WORK TO COMPLETE: Show every line containing "GOUDERS" by copying it.

------ INPUT RECORDS

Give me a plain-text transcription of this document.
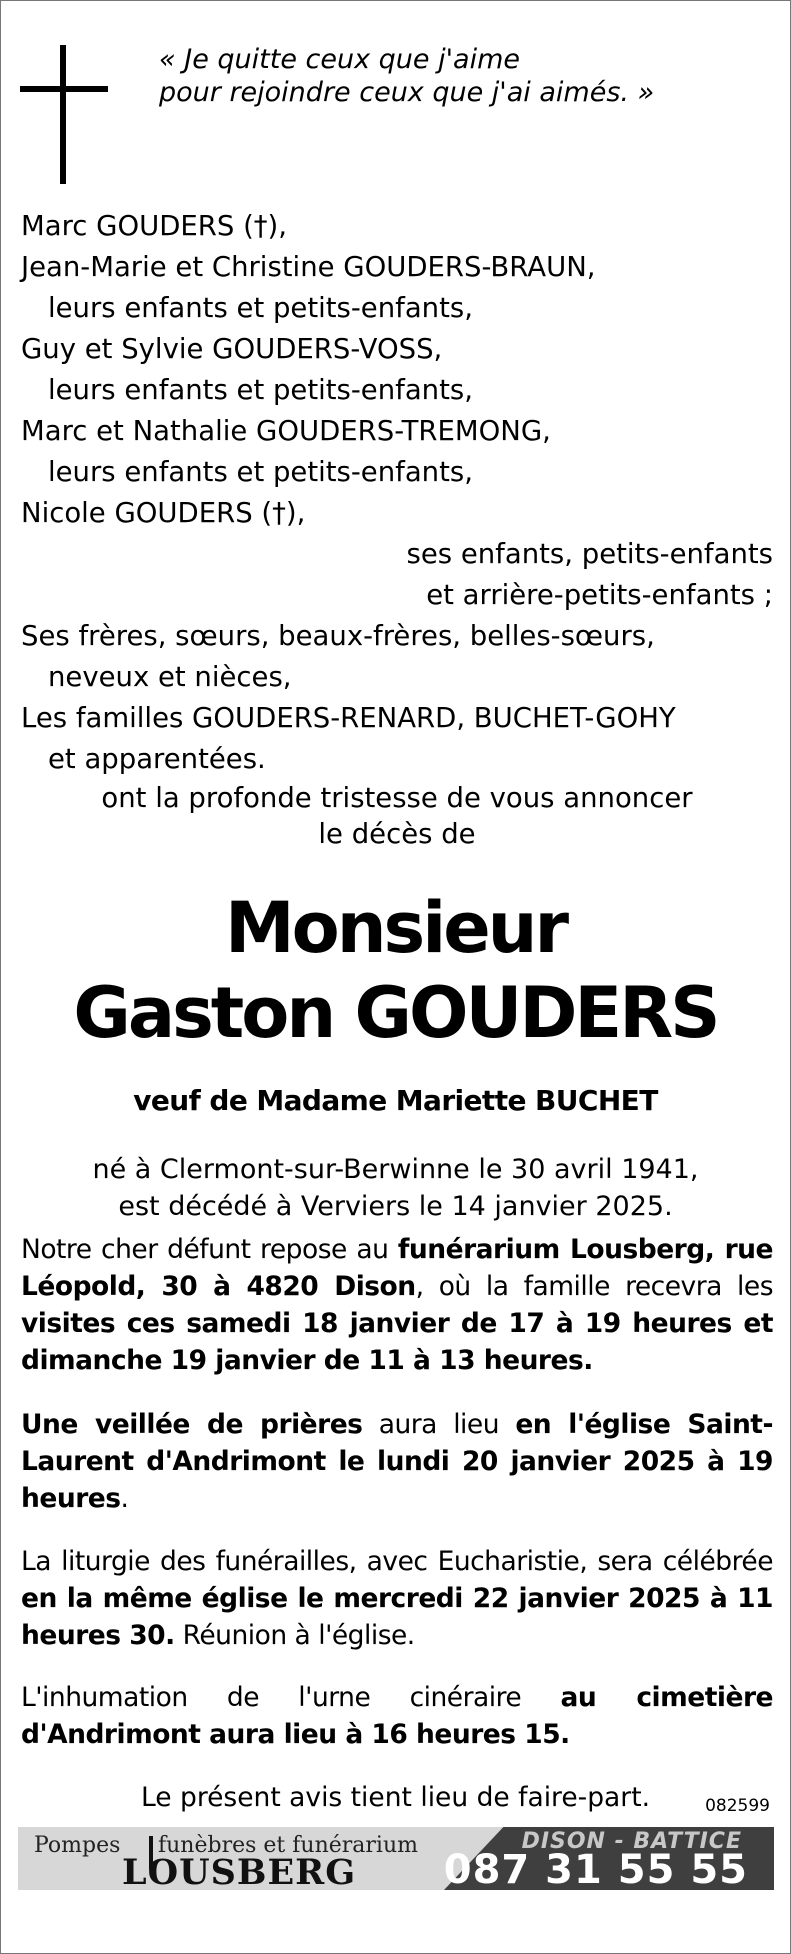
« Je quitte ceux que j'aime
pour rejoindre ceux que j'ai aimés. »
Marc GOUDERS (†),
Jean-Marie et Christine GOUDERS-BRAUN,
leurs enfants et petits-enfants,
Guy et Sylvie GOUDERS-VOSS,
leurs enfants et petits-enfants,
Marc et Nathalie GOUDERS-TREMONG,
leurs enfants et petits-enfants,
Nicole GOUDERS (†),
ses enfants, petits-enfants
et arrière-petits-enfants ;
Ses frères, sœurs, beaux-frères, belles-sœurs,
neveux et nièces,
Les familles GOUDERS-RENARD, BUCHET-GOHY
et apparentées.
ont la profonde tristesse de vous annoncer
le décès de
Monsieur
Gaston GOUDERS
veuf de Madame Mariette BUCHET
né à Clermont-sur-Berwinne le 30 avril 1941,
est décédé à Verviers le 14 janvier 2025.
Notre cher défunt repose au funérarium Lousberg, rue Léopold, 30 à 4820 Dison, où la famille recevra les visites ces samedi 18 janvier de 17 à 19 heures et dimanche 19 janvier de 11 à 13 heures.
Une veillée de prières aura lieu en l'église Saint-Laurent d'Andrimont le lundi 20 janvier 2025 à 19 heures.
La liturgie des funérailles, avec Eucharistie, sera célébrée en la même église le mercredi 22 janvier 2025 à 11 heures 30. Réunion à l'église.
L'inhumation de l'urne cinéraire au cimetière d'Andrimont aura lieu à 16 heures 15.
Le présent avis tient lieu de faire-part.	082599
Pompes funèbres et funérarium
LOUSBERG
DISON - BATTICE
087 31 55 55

------------

COMPLETED TASK:
Marc GOUDERS (†),
Jean-Marie et Christine GOUDERS-BRAUN,
Guy et Sylvie GOUDERS-VOSS,
Marc et Nathalie GOUDERS-TREMONG,
Nicole GOUDERS (†),
Les familles GOUDERS-RENARD, BUCHET-GOHY
Gaston GOUDERS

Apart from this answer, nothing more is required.